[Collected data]
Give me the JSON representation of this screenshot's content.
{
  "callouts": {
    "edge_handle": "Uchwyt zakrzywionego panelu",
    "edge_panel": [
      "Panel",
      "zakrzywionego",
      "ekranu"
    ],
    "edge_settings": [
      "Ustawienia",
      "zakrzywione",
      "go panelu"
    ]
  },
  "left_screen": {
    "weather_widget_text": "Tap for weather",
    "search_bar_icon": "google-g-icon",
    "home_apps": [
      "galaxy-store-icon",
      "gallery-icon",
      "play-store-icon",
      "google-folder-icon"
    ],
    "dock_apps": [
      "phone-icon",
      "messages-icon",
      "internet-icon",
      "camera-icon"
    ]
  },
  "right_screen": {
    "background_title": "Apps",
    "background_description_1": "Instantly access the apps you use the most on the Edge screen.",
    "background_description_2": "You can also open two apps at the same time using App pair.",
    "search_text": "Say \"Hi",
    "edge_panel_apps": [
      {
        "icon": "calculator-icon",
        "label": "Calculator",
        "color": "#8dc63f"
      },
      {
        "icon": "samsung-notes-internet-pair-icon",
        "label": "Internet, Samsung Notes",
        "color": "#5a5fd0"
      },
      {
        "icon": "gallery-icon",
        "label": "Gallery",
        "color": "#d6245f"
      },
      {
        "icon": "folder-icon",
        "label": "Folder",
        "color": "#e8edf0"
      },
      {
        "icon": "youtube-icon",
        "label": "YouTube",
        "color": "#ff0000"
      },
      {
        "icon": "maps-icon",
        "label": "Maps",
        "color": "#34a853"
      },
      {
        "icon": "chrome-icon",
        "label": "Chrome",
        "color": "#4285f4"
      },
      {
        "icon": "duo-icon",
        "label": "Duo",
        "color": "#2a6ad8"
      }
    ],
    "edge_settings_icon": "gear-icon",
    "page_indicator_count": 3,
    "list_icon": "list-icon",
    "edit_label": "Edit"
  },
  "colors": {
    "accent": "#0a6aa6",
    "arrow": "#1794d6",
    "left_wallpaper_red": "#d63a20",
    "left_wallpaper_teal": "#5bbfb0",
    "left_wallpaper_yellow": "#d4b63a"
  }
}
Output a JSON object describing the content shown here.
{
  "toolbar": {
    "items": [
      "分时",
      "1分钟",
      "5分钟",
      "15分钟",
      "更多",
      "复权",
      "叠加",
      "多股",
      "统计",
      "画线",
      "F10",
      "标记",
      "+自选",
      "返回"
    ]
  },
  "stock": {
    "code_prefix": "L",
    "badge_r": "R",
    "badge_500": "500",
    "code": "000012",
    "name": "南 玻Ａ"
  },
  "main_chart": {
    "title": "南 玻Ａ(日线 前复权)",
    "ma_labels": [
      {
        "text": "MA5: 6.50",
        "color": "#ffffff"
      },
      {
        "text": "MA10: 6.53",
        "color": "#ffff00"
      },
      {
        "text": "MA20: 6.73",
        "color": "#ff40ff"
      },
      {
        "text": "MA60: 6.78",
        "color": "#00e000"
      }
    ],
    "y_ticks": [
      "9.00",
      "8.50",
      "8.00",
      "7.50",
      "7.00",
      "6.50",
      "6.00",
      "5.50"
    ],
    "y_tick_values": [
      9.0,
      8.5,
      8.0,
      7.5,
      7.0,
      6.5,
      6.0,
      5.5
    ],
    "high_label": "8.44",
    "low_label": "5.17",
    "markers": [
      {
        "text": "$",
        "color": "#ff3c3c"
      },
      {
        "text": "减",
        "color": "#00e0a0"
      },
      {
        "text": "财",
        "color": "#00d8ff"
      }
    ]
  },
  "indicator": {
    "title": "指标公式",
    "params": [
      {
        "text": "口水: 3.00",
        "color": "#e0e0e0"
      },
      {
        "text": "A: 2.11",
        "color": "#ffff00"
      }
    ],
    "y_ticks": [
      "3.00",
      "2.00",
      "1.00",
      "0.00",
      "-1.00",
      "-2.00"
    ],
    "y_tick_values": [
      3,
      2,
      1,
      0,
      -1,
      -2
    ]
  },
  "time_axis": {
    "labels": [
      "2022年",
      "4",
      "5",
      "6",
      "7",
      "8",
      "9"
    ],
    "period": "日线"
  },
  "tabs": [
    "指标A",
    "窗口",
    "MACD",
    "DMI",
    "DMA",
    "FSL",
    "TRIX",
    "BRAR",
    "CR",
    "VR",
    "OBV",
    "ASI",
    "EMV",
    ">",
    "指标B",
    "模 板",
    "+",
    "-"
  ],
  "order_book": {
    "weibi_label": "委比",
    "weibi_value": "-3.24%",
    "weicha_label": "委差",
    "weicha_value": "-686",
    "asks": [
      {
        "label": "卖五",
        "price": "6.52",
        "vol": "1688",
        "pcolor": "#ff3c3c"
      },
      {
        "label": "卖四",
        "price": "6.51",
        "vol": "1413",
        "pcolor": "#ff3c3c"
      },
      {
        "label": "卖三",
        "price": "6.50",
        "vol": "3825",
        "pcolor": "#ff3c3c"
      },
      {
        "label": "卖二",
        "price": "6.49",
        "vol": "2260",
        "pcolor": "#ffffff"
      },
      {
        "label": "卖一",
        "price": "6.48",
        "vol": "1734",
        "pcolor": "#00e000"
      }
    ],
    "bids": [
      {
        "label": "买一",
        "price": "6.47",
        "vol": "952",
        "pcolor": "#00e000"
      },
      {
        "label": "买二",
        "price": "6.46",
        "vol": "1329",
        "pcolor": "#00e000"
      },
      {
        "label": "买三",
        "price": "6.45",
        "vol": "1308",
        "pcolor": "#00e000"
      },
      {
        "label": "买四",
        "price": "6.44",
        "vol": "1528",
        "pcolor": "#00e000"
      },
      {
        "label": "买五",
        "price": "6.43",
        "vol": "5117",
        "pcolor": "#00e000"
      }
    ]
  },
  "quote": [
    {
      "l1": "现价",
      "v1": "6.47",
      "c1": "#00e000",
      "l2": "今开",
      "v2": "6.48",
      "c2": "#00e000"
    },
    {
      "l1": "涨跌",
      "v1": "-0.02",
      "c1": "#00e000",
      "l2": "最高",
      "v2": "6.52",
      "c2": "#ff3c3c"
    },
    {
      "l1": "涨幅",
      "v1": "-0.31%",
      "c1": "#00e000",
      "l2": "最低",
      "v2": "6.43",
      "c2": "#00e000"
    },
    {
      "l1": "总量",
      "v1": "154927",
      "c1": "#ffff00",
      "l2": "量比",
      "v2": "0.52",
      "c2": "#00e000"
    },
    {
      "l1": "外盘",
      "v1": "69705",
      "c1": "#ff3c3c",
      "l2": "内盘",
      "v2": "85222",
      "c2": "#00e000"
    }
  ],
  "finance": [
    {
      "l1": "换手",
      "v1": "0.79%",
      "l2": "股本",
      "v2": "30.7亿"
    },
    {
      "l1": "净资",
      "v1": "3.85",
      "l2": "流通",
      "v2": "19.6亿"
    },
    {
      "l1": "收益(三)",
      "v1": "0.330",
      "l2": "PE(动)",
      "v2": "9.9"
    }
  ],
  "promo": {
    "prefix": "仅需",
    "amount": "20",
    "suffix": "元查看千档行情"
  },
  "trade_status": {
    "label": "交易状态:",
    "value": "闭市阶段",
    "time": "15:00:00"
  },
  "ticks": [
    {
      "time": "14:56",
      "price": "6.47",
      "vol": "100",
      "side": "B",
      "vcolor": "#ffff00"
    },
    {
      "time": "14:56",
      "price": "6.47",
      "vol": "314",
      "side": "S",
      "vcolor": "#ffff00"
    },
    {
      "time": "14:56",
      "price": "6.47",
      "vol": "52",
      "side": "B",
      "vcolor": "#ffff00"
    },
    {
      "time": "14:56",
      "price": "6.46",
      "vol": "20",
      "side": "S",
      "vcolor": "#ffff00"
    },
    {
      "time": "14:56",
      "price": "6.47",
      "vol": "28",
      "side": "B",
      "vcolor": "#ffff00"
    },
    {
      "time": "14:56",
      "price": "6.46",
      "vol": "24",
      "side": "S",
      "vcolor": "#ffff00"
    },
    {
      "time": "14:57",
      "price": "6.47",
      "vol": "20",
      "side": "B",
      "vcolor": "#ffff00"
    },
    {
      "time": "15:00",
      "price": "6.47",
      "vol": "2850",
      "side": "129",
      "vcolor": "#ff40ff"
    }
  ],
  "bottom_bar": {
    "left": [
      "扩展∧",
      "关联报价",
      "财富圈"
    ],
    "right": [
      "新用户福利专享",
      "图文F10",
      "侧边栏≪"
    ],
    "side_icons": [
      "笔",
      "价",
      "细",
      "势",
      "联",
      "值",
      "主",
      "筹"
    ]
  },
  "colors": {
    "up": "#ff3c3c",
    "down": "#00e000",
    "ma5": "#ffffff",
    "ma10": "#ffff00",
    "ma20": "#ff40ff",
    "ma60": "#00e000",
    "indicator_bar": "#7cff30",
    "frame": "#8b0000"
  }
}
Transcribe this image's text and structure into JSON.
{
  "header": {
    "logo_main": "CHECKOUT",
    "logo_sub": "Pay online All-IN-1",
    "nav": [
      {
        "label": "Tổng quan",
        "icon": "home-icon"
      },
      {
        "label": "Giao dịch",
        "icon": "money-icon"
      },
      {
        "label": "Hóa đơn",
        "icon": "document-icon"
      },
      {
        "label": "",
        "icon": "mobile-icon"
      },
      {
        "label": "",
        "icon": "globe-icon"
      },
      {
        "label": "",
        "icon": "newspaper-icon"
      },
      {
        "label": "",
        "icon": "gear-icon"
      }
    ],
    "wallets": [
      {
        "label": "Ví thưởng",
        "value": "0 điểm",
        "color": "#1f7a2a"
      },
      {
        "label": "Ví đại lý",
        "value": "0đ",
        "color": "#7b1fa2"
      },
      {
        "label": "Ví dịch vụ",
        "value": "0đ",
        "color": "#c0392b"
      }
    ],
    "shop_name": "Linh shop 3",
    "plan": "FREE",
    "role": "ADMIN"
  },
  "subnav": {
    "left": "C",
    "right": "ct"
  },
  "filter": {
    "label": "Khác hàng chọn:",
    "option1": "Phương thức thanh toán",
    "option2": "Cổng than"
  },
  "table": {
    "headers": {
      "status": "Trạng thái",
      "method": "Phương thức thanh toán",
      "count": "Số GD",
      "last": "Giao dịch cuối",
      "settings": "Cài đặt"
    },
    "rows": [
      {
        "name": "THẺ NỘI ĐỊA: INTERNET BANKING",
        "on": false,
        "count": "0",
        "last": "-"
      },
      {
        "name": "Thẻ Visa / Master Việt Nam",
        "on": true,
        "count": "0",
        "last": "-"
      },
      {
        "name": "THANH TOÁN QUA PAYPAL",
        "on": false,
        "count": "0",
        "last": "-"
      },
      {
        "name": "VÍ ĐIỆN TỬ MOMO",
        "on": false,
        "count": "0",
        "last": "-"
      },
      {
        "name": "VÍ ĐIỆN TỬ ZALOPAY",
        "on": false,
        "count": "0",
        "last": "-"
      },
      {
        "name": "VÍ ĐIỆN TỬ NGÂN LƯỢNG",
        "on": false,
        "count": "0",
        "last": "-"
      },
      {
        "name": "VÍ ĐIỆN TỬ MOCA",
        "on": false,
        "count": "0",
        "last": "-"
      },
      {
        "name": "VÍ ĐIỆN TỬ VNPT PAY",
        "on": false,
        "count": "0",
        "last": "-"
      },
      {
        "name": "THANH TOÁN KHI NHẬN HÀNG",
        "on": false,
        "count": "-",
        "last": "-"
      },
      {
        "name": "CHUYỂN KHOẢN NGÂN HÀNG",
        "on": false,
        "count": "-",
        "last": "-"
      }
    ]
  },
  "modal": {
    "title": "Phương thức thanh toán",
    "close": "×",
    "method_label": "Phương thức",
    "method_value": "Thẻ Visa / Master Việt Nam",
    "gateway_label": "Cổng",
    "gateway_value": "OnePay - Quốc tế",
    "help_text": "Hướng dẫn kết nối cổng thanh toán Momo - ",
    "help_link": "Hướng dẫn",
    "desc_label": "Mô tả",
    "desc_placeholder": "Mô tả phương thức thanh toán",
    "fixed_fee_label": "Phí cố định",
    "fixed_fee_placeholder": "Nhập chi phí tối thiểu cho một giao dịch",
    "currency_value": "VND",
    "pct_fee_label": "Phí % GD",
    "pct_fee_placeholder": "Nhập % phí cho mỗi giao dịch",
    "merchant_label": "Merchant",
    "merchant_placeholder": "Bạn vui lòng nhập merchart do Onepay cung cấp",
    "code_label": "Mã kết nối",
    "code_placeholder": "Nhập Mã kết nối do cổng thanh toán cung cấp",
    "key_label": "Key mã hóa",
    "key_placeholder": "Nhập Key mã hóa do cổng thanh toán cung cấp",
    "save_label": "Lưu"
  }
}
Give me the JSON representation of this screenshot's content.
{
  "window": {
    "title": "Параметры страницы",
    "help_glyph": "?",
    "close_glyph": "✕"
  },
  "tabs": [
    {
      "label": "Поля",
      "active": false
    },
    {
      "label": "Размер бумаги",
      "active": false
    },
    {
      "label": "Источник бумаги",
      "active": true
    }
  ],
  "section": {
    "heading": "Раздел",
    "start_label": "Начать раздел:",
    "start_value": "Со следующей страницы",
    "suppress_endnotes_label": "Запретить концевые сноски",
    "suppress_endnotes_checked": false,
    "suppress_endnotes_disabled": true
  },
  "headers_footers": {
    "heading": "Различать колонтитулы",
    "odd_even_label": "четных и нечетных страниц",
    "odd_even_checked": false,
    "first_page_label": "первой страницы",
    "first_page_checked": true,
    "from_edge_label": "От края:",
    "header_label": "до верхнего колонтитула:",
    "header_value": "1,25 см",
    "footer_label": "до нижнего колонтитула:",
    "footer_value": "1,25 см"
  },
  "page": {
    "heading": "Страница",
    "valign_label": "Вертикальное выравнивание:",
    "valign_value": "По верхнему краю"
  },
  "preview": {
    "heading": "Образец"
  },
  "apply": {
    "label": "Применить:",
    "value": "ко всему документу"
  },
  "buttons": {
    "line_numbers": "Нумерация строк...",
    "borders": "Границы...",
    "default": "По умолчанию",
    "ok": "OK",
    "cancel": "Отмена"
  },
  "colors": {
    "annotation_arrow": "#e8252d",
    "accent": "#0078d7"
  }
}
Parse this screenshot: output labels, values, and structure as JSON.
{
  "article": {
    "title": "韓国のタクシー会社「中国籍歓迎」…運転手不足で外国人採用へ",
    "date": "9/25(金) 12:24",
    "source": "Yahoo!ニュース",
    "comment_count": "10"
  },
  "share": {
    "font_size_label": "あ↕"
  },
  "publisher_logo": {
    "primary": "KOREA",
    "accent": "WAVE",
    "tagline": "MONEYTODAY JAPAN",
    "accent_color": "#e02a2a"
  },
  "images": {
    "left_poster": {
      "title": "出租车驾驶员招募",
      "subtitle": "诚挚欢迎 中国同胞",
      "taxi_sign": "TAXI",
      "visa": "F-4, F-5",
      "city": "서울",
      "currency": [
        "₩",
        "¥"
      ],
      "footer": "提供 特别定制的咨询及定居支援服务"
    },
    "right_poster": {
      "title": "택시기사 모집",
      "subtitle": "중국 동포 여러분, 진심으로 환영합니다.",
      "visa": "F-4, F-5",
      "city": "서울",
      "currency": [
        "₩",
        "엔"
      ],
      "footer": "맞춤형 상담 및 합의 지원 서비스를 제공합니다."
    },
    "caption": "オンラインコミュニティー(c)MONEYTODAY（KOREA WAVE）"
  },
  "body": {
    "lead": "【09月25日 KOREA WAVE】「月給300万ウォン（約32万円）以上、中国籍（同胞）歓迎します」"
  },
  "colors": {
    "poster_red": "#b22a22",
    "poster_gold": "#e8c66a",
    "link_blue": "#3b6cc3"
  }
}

▶ _What is expected_: Extract lines where the string "страницы" occurs.

▶ _Solution to this task_:
    "title": "Параметры страницы",
    "start_value": "Со следующей страницы",
    "first_page_label": "первой страницы",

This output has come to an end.